▸ Your objective: Gather all lines from the material that contain the word "right".

▸ Material to process:
┌──

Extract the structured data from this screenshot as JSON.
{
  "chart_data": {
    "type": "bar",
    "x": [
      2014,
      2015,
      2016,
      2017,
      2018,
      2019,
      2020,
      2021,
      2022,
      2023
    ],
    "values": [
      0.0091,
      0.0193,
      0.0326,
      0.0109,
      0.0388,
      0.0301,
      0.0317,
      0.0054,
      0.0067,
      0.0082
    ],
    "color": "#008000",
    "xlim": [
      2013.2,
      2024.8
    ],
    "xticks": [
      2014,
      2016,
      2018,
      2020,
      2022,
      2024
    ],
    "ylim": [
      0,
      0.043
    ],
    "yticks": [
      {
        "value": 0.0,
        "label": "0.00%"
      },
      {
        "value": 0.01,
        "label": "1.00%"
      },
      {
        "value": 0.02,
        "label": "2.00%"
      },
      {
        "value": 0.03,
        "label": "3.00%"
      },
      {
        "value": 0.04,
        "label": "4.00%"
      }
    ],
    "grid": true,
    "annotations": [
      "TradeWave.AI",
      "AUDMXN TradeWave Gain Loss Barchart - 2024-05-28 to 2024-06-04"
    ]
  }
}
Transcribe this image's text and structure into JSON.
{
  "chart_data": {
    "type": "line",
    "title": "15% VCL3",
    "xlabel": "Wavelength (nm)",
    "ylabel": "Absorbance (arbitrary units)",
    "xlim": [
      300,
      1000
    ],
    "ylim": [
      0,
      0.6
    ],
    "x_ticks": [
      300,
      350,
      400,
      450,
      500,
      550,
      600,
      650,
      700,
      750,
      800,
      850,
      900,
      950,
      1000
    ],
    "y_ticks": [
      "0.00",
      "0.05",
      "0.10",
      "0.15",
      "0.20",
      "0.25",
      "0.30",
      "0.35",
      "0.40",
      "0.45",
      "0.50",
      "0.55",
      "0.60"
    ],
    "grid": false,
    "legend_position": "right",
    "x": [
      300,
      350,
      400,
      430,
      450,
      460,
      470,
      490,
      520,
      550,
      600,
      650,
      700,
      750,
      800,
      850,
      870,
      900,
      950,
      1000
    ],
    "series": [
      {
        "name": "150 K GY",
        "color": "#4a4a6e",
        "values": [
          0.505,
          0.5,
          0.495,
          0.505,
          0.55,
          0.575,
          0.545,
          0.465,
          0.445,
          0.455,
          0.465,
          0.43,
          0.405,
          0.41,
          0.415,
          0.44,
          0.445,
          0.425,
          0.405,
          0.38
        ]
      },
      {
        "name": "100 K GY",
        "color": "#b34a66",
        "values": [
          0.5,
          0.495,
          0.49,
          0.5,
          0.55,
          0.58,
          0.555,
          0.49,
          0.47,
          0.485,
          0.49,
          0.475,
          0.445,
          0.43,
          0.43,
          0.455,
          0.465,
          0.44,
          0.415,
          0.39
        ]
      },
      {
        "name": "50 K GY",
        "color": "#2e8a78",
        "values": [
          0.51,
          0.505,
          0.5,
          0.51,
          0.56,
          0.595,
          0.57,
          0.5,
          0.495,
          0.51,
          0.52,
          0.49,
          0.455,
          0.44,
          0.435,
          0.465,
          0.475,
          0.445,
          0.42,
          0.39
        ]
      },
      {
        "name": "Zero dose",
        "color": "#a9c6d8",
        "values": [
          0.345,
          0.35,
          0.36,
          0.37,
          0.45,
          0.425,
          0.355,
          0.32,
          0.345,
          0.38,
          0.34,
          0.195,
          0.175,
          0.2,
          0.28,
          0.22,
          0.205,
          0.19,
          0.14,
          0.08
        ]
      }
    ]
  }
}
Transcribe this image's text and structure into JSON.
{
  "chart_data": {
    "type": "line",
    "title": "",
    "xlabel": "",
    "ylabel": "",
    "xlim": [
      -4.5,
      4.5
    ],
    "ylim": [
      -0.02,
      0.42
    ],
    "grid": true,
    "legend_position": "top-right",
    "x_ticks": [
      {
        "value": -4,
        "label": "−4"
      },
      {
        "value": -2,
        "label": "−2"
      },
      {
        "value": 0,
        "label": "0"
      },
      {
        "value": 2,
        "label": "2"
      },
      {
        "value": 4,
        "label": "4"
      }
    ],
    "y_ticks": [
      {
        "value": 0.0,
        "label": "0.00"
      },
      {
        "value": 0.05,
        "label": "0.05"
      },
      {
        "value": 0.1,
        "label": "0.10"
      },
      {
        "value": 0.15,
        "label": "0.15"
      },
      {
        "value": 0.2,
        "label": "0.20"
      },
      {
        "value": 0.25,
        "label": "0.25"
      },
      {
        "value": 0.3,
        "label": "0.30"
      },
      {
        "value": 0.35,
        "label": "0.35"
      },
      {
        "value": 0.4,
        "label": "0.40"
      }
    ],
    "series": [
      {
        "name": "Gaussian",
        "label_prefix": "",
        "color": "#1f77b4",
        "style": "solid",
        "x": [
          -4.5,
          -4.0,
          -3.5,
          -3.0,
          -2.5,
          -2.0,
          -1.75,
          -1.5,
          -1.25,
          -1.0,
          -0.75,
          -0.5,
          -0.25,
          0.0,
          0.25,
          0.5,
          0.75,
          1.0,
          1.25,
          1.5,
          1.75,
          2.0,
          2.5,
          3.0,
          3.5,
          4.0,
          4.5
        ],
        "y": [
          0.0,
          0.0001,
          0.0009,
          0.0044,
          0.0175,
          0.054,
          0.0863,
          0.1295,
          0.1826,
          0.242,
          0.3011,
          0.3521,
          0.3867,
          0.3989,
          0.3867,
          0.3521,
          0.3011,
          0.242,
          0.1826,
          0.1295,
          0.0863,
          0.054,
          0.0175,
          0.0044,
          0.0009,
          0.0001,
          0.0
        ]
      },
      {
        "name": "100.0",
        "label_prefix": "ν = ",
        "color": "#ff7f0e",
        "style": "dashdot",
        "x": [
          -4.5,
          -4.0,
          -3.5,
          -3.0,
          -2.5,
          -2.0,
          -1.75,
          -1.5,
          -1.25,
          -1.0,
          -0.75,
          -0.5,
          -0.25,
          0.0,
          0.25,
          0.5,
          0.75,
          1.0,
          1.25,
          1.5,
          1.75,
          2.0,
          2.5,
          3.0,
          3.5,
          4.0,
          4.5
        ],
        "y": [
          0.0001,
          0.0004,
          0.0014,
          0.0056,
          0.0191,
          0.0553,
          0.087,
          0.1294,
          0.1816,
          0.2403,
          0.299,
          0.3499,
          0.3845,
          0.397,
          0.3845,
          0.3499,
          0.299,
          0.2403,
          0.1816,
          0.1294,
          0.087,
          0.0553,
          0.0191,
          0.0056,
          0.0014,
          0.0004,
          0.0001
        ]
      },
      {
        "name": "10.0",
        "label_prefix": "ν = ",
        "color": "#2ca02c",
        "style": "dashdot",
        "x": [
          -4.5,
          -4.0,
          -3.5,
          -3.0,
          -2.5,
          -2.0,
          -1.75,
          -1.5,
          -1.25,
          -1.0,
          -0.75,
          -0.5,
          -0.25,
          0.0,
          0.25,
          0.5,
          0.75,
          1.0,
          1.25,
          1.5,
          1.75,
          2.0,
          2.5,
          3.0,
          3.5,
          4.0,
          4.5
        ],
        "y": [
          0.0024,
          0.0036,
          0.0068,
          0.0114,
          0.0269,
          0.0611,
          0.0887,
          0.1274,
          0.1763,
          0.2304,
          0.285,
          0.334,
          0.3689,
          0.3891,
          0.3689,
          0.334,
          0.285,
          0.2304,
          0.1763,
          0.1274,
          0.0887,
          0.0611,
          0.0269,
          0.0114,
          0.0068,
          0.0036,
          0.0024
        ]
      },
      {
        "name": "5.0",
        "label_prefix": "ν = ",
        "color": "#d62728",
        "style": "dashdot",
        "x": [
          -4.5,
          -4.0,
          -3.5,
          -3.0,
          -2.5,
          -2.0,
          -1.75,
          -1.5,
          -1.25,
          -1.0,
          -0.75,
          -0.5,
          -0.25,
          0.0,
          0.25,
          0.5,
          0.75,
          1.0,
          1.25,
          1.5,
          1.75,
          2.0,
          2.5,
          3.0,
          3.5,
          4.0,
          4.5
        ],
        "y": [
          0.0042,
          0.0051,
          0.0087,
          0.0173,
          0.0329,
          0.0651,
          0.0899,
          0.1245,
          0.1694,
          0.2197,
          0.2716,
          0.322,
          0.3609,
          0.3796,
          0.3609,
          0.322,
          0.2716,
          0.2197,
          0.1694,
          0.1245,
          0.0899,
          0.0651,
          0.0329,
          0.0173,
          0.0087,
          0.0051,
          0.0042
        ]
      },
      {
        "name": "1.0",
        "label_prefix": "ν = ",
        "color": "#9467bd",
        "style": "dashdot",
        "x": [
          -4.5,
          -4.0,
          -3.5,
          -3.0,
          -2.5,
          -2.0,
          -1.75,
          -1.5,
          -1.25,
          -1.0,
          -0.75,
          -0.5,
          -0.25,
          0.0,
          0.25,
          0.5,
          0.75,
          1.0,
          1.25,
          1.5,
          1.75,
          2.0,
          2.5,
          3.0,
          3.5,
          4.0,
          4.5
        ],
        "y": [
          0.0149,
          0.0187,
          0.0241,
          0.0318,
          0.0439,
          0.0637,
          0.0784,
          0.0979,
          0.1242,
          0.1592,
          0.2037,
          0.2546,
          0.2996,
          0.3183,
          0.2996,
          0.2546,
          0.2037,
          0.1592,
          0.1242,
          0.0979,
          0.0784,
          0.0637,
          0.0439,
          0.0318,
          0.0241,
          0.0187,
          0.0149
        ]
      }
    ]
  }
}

└──

▸ Response:
    "legend_position": "right",
    "legend_position": "top-right",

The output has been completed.